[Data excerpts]
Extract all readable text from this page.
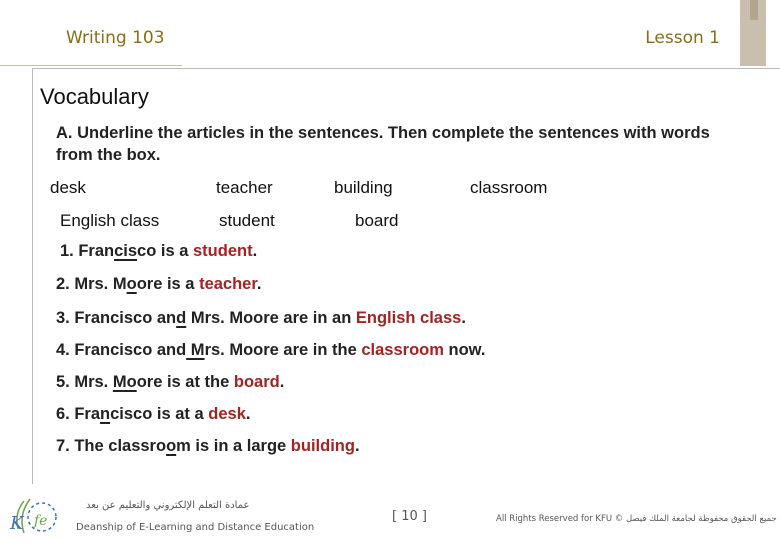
Writing 103	Lesson 1
Vocabulary
A. Underline the articles in the sentences. Then complete the sentences with words from the box.
desk	teacher	building	classroom
English class	student	board
1. Francisco is a student.
2. Mrs. Moore is a teacher.
3. Francisco and Mrs. Moore are in an English class.
4. Francisco and Mrs. Moore are in the classroom now.
5. Mrs. Moore is at the board.
6. Francisco is at a desk.
7. The classroom is in a large building.
K fe
عمادة التعلم الإلكتروني والتعليم عن بعد
Deanship of E-Learning and Distance Education
[ 10 ]	All Rights Reserved for KFU © جميع الحقوق محفوظة لجامعة الملك فيصل
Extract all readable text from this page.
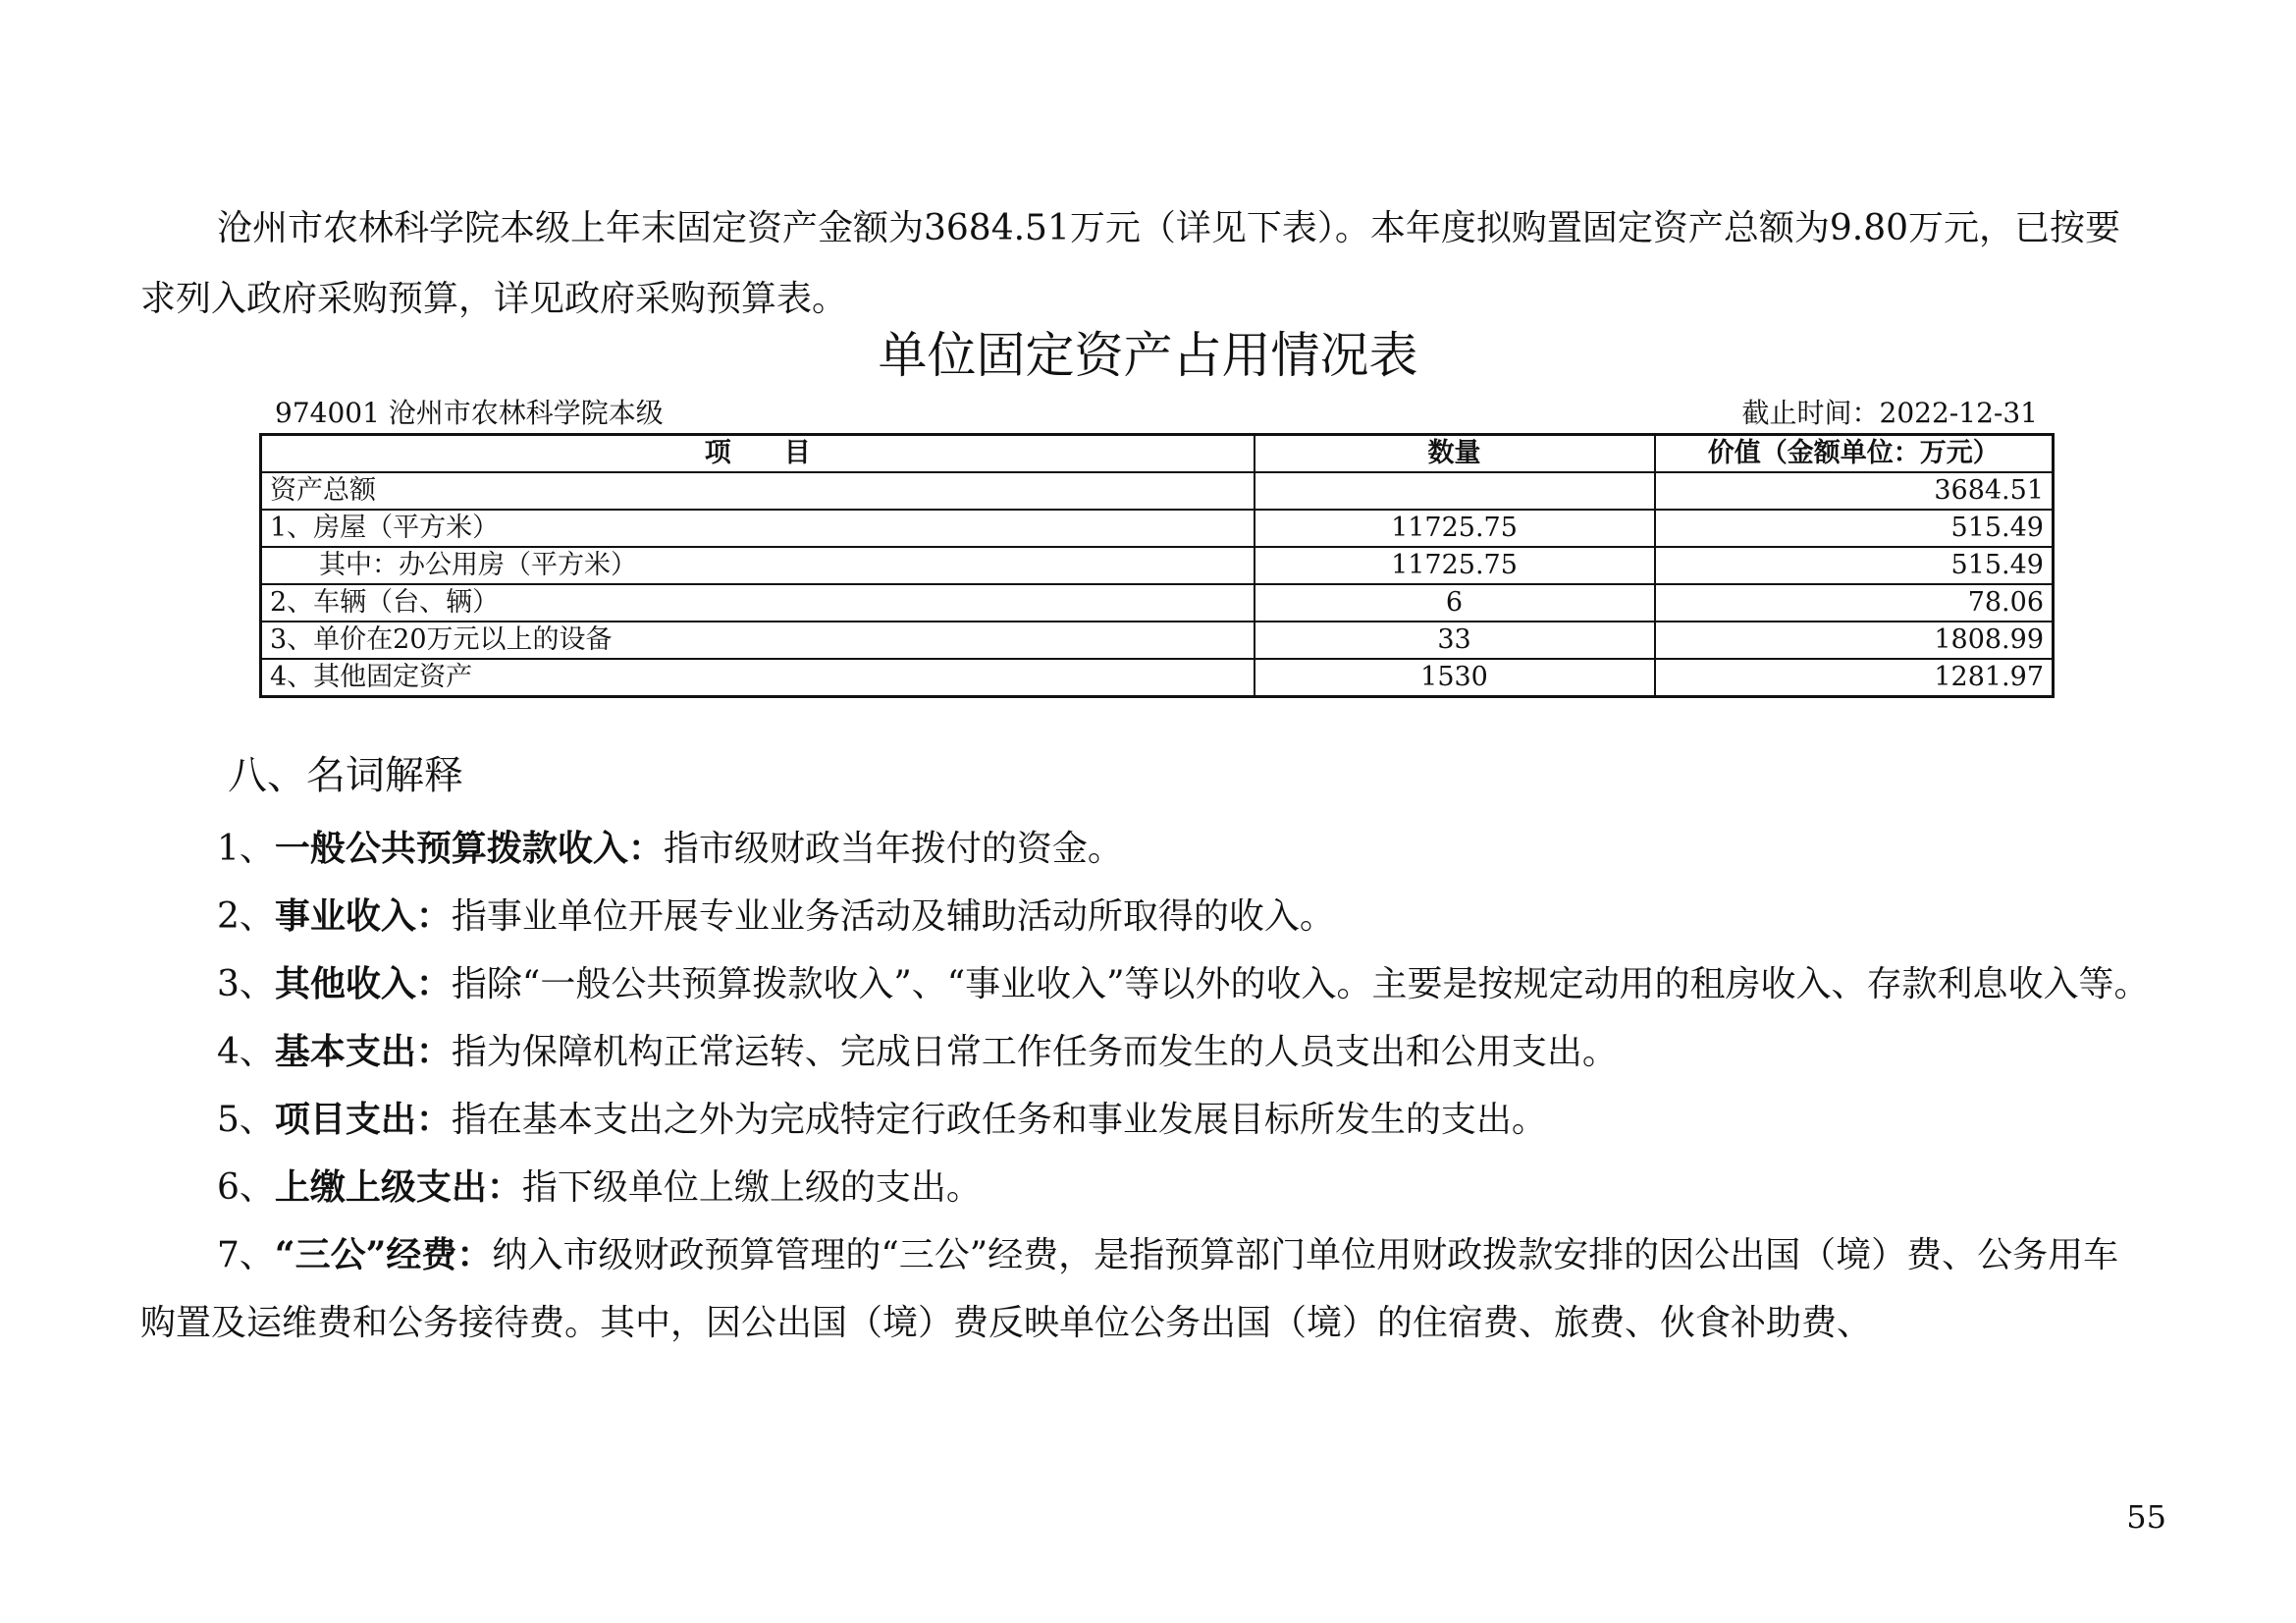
沧州市农林科学院本级上年末固定资产金额为3684.51万元（详见下表）。本年度拟购置固定资产总额为9.80万元，已按要求列入政府采购预算，详见政府采购预算表。

单位固定资产占用情况表
974001 沧州市农林科学院本级	截止时间：2022-12-31
项　　目	数量	价值（金额单位：万元）
资产总额		3684.51
1、房屋（平方米）	11725.75	515.49
其中：办公用房（平方米）	11725.75	515.49
2、车辆（台、辆）	6	78.06
3、单价在20万元以上的设备	33	1808.99
4、其他固定资产	1530	1281.97
八、名词解释

1、一般公共预算拨款收入：指市级财政当年拨付的资金。

2、事业收入：指事业单位开展专业业务活动及辅助活动所取得的收入。

3、其他收入：指除“一般公共预算拨款收入”、“事业收入”等以外的收入。主要是按规定动用的租房收入、存款利息收入等。

4、基本支出：指为保障机构正常运转、完成日常工作任务而发生的人员支出和公用支出。

5、项目支出：指在基本支出之外为完成特定行政任务和事业发展目标所发生的支出。

6、上缴上级支出：指下级单位上缴上级的支出。

7、“三公”经费：纳入市级财政预算管理的“三公”经费，是指预算部门单位用财政拨款安排的因公出国（境）费、公务用车购置及运维费和公务接待费。其中，因公出国（境）费反映单位公务出国（境）的住宿费、旅费、伙食补助费、

55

◆ **Problem details**:
From the data above, copy each line where the string "student" appears.

◆ **Answer for this exercise**:
English class	student	board
1. Francisco is a student.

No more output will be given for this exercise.